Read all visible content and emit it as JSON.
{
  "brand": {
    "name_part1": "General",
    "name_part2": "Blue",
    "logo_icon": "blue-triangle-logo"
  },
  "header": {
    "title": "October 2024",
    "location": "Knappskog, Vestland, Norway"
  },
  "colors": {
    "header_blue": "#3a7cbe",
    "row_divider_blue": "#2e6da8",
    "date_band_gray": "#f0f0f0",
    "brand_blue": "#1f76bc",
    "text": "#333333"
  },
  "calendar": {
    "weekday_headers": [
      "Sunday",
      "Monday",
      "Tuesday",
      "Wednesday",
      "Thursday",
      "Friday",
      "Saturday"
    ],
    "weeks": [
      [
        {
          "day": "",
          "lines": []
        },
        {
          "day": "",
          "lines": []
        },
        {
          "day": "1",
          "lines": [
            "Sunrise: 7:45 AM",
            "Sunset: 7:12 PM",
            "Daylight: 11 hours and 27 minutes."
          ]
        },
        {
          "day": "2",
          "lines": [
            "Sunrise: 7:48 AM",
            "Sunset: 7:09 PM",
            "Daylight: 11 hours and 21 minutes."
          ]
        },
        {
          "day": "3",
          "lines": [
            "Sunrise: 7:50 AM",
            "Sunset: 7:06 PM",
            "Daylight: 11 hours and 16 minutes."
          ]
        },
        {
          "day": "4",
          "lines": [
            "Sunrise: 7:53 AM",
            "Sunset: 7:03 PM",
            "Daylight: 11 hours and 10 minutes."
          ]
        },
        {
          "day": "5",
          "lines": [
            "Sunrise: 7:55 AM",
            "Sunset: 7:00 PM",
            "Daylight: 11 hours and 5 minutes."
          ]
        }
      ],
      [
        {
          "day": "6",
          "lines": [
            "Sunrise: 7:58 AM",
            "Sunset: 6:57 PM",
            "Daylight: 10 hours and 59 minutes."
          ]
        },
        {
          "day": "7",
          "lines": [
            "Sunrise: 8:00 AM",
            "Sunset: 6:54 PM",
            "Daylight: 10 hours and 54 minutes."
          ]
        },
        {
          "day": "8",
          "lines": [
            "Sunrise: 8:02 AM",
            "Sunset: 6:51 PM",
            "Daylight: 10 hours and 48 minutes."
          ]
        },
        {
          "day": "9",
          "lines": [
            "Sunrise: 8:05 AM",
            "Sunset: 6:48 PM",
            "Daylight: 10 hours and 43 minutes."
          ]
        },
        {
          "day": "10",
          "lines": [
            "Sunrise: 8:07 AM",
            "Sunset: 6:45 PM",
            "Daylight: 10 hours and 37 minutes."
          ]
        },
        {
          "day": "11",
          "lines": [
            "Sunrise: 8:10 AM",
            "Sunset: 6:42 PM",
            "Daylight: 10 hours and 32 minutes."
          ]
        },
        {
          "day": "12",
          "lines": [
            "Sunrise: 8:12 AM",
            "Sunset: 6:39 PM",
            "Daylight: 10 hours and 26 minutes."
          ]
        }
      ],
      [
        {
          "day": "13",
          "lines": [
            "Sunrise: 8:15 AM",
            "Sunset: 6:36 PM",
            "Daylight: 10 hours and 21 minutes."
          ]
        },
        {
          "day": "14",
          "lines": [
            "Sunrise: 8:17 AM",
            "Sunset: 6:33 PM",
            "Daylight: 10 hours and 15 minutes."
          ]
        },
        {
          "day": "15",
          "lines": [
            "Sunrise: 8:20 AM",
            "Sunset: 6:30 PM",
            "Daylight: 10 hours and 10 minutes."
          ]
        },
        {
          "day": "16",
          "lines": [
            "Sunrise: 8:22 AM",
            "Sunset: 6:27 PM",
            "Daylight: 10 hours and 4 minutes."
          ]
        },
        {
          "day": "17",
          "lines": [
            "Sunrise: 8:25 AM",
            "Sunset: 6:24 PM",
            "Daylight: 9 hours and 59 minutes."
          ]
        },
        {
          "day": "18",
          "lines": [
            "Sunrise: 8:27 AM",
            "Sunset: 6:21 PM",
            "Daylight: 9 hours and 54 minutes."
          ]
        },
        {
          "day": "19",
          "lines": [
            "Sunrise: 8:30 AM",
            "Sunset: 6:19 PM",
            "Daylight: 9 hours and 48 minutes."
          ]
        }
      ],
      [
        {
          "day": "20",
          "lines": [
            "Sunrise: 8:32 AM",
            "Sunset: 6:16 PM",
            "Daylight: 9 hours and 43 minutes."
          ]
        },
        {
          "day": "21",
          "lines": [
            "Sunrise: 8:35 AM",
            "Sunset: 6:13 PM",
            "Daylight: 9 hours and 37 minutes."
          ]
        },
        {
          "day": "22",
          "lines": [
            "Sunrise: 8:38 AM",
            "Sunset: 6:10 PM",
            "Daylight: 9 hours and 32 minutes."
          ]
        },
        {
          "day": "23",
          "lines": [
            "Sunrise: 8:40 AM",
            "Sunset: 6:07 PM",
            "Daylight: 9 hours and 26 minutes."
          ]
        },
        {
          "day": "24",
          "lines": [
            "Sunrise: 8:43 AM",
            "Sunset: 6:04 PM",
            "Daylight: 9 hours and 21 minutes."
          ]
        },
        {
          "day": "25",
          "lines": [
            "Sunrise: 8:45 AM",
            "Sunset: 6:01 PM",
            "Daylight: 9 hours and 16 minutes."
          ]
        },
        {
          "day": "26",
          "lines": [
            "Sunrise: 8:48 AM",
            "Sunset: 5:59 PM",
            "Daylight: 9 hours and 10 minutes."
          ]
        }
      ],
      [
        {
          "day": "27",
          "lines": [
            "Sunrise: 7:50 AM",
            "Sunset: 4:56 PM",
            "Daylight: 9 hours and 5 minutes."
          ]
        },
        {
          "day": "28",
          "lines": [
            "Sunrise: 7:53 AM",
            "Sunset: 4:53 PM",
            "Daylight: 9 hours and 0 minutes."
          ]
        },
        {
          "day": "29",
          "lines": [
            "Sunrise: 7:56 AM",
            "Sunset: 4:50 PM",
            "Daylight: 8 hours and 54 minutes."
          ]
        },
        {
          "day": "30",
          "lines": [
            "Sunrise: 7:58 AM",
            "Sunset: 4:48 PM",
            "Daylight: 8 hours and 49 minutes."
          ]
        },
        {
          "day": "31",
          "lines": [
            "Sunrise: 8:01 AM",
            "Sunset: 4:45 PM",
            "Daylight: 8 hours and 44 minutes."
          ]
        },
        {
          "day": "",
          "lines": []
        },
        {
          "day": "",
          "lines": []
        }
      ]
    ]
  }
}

• • • • • • •

* Problem
Set down the entries above again, word for word.

* Result of the task
Read all visible content and emit it as JSON.
{
  "brand": {
    "name_part1": "General",
    "name_part2": "Blue",
    "logo_icon": "blue-triangle-logo"
  },
  "header": {
    "title": "October 2024",
    "location": "Knappskog, Vestland, Norway"
  },
  "colors": {
    "header_blue": "#3a7cbe",
    "row_divider_blue": "#2e6da8",
    "date_band_gray": "#f0f0f0",
    "brand_blue": "#1f76bc",
    "text": "#333333"
  },
  "calendar": {
    "weekday_headers": [
      "Sunday",
      "Monday",
      "Tuesday",
      "Wednesday",
      "Thursday",
      "Friday",
      "Saturday"
    ],
    "weeks": [
      [
        {
          "day": "",
          "lines": []
        },
        {
          "day": "",
          "lines": []
        },
        {
          "day": "1",
          "lines": [
            "Sunrise: 7:45 AM",
            "Sunset: 7:12 PM",
            "Daylight: 11 hours and 27 minutes."
          ]
        },
        {
          "day": "2",
          "lines": [
            "Sunrise: 7:48 AM",
            "Sunset: 7:09 PM",
            "Daylight: 11 hours and 21 minutes."
          ]
        },
        {
          "day": "3",
          "lines": [
            "Sunrise: 7:50 AM",
            "Sunset: 7:06 PM",
            "Daylight: 11 hours and 16 minutes."
          ]
        },
        {
          "day": "4",
          "lines": [
            "Sunrise: 7:53 AM",
            "Sunset: 7:03 PM",
            "Daylight: 11 hours and 10 minutes."
          ]
        },
        {
          "day": "5",
          "lines": [
            "Sunrise: 7:55 AM",
            "Sunset: 7:00 PM",
            "Daylight: 11 hours and 5 minutes."
          ]
        }
      ],
      [
        {
          "day": "6",
          "lines": [
            "Sunrise: 7:58 AM",
            "Sunset: 6:57 PM",
            "Daylight: 10 hours and 59 minutes."
          ]
        },
        {
          "day": "7",
          "lines": [
            "Sunrise: 8:00 AM",
            "Sunset: 6:54 PM",
            "Daylight: 10 hours and 54 minutes."
          ]
        },
        {
          "day": "8",
          "lines": [
            "Sunrise: 8:02 AM",
            "Sunset: 6:51 PM",
            "Daylight: 10 hours and 48 minutes."
          ]
        },
        {
          "day": "9",
          "lines": [
            "Sunrise: 8:05 AM",
            "Sunset: 6:48 PM",
            "Daylight: 10 hours and 43 minutes."
          ]
        },
        {
          "day": "10",
          "lines": [
            "Sunrise: 8:07 AM",
            "Sunset: 6:45 PM",
            "Daylight: 10 hours and 37 minutes."
          ]
        },
        {
          "day": "11",
          "lines": [
            "Sunrise: 8:10 AM",
            "Sunset: 6:42 PM",
            "Daylight: 10 hours and 32 minutes."
          ]
        },
        {
          "day": "12",
          "lines": [
            "Sunrise: 8:12 AM",
            "Sunset: 6:39 PM",
            "Daylight: 10 hours and 26 minutes."
          ]
        }
      ],
      [
        {
          "day": "13",
          "lines": [
            "Sunrise: 8:15 AM",
            "Sunset: 6:36 PM",
            "Daylight: 10 hours and 21 minutes."
          ]
        },
        {
          "day": "14",
          "lines": [
            "Sunrise: 8:17 AM",
            "Sunset: 6:33 PM",
            "Daylight: 10 hours and 15 minutes."
          ]
        },
        {
          "day": "15",
          "lines": [
            "Sunrise: 8:20 AM",
            "Sunset: 6:30 PM",
            "Daylight: 10 hours and 10 minutes."
          ]
        },
        {
          "day": "16",
          "lines": [
            "Sunrise: 8:22 AM",
            "Sunset: 6:27 PM",
            "Daylight: 10 hours and 4 minutes."
          ]
        },
        {
          "day": "17",
          "lines": [
            "Sunrise: 8:25 AM",
            "Sunset: 6:24 PM",
            "Daylight: 9 hours and 59 minutes."
          ]
        },
        {
          "day": "18",
          "lines": [
            "Sunrise: 8:27 AM",
            "Sunset: 6:21 PM",
            "Daylight: 9 hours and 54 minutes."
          ]
        },
        {
          "day": "19",
          "lines": [
            "Sunrise: 8:30 AM",
            "Sunset: 6:19 PM",
            "Daylight: 9 hours and 48 minutes."
          ]
        }
      ],
      [
        {
          "day": "20",
          "lines": [
            "Sunrise: 8:32 AM",
            "Sunset: 6:16 PM",
            "Daylight: 9 hours and 43 minutes."
          ]
        },
        {
          "day": "21",
          "lines": [
            "Sunrise: 8:35 AM",
            "Sunset: 6:13 PM",
            "Daylight: 9 hours and 37 minutes."
          ]
        },
        {
          "day": "22",
          "lines": [
            "Sunrise: 8:38 AM",
            "Sunset: 6:10 PM",
            "Daylight: 9 hours and 32 minutes."
          ]
        },
        {
          "day": "23",
          "lines": [
            "Sunrise: 8:40 AM",
            "Sunset: 6:07 PM",
            "Daylight: 9 hours and 26 minutes."
          ]
        },
        {
          "day": "24",
          "lines": [
            "Sunrise: 8:43 AM",
            "Sunset: 6:04 PM",
            "Daylight: 9 hours and 21 minutes."
          ]
        },
        {
          "day": "25",
          "lines": [
            "Sunrise: 8:45 AM",
            "Sunset: 6:01 PM",
            "Daylight: 9 hours and 16 minutes."
          ]
        },
        {
          "day": "26",
          "lines": [
            "Sunrise: 8:48 AM",
            "Sunset: 5:59 PM",
            "Daylight: 9 hours and 10 minutes."
          ]
        }
      ],
      [
        {
          "day": "27",
          "lines": [
            "Sunrise: 7:50 AM",
            "Sunset: 4:56 PM",
            "Daylight: 9 hours and 5 minutes."
          ]
        },
        {
          "day": "28",
          "lines": [
            "Sunrise: 7:53 AM",
            "Sunset: 4:53 PM",
            "Daylight: 9 hours and 0 minutes."
          ]
        },
        {
          "day": "29",
          "lines": [
            "Sunrise: 7:56 AM",
            "Sunset: 4:50 PM",
            "Daylight: 8 hours and 54 minutes."
          ]
        },
        {
          "day": "30",
          "lines": [
            "Sunrise: 7:58 AM",
            "Sunset: 4:48 PM",
            "Daylight: 8 hours and 49 minutes."
          ]
        },
        {
          "day": "31",
          "lines": [
            "Sunrise: 8:01 AM",
            "Sunset: 4:45 PM",
            "Daylight: 8 hours and 44 minutes."
          ]
        },
        {
          "day": "",
          "lines": []
        },
        {
          "day": "",
          "lines": []
        }
      ]
    ]
  }
}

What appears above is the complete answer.